* WORK TO COMPLETE *
How many rows below contain the string "radio"? Reply with the number alone.

* STORED ROWS *
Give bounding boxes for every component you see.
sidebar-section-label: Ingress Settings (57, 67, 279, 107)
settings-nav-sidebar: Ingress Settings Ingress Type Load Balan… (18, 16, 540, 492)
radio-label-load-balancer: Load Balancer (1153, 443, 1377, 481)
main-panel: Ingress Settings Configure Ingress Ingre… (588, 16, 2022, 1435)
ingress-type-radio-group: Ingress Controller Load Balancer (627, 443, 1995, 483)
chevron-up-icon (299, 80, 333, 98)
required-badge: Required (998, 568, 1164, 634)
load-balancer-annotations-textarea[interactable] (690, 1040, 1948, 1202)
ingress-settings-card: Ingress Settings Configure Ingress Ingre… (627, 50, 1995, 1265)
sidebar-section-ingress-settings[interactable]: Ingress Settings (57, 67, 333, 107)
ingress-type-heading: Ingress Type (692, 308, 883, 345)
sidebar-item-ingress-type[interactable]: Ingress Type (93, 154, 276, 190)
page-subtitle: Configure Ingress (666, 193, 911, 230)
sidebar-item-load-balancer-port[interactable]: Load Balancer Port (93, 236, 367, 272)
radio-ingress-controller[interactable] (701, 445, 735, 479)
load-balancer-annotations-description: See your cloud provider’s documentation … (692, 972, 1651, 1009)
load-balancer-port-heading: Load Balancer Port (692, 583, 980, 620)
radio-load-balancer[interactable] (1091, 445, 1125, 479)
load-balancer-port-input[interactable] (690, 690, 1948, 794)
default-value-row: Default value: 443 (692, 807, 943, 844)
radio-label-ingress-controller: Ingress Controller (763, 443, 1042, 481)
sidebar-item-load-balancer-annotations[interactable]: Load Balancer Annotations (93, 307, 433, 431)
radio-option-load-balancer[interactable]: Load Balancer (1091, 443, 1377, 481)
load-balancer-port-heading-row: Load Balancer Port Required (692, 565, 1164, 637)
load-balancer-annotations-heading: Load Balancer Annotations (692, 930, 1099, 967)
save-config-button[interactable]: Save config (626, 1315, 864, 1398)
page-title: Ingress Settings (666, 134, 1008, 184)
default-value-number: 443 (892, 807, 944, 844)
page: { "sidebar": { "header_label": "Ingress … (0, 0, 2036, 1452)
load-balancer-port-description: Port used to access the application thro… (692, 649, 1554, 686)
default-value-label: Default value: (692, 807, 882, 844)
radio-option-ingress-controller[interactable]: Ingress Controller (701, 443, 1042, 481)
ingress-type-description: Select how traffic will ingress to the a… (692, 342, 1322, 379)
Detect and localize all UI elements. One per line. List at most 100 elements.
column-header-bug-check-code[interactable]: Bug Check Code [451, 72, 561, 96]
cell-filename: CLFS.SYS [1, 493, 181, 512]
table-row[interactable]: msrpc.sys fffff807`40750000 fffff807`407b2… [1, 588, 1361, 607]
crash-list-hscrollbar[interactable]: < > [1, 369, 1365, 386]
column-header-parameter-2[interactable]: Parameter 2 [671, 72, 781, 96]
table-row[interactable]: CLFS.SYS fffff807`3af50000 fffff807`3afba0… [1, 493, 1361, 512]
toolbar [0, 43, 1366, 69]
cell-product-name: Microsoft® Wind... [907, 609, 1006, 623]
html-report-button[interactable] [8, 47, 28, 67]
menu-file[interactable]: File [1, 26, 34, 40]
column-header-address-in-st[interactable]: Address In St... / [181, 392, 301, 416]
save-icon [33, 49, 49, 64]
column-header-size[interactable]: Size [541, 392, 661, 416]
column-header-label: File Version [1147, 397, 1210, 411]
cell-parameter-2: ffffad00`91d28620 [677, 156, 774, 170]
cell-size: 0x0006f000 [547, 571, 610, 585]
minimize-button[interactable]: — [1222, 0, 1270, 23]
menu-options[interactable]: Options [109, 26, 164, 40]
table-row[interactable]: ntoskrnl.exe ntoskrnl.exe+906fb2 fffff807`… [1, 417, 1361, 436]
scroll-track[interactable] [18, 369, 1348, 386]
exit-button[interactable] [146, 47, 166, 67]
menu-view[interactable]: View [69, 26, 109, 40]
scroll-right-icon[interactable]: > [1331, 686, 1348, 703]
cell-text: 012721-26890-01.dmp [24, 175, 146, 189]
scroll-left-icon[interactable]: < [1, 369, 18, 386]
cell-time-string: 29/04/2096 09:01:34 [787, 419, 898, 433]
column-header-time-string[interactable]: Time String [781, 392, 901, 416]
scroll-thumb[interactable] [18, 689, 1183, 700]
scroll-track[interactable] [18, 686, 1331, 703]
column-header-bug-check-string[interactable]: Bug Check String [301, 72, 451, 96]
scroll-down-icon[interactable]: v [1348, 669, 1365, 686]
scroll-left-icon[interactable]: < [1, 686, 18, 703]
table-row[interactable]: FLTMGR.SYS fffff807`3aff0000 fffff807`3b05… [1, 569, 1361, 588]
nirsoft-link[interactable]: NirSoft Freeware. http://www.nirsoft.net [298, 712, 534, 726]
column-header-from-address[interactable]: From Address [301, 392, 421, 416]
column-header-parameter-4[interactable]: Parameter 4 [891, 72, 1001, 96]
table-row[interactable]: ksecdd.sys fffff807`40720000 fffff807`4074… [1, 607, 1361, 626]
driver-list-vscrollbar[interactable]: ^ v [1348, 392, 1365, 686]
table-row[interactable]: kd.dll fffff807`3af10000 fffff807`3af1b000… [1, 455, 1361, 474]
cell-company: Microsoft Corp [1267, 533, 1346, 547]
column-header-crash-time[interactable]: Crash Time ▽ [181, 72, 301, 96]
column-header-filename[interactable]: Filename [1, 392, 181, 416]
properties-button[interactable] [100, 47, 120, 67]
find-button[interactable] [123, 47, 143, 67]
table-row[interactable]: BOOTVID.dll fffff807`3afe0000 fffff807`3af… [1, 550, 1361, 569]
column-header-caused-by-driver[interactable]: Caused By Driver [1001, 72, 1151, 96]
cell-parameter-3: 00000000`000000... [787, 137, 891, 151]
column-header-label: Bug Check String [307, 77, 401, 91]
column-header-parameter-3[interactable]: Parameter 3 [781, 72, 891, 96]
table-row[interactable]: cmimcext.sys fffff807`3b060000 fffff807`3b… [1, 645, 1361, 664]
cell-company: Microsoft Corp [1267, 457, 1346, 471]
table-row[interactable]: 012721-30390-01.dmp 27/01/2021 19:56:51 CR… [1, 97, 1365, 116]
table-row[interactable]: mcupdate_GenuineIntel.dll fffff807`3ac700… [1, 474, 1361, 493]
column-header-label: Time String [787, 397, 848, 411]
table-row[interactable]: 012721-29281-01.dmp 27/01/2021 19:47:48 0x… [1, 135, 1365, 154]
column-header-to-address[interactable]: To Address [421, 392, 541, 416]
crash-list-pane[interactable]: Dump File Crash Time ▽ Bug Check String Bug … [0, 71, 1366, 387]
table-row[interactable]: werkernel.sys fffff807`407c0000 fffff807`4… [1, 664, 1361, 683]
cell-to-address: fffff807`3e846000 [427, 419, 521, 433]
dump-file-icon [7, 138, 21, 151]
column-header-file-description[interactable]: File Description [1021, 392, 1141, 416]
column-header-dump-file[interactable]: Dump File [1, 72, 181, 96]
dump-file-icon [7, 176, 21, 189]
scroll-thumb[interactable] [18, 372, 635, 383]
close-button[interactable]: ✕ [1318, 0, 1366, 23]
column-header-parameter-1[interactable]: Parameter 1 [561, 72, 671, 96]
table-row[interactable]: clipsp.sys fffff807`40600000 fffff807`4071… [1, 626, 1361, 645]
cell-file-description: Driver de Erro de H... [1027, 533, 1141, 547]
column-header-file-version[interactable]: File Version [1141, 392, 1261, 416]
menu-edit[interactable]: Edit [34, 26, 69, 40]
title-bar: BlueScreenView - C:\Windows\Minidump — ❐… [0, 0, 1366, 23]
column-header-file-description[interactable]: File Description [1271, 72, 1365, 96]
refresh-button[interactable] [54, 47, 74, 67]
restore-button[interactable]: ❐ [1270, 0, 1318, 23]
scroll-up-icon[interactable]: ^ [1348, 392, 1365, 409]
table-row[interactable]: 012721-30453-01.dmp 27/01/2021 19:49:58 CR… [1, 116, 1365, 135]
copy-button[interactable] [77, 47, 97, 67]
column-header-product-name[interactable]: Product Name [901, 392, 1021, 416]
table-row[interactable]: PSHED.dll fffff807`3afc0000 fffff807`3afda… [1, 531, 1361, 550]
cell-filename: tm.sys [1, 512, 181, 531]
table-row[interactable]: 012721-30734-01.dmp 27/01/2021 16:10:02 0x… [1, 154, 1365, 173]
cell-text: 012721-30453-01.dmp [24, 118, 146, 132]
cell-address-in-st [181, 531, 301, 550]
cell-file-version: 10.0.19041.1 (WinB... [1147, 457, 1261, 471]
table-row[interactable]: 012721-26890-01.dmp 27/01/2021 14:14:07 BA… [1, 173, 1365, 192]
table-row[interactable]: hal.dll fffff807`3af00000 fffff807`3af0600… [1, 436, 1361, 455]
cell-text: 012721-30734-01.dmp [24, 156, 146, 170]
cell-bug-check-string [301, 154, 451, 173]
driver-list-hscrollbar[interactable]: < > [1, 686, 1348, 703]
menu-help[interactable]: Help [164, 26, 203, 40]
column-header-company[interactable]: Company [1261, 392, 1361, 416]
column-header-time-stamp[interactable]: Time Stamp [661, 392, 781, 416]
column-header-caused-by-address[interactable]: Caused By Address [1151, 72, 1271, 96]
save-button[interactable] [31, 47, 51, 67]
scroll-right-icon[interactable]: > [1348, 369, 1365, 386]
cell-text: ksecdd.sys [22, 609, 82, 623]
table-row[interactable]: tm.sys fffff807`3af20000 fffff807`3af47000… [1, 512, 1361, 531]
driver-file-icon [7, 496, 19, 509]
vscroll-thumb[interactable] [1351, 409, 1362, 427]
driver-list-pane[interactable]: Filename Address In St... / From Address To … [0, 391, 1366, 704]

* ANSWER TO THE PROBLEM *
7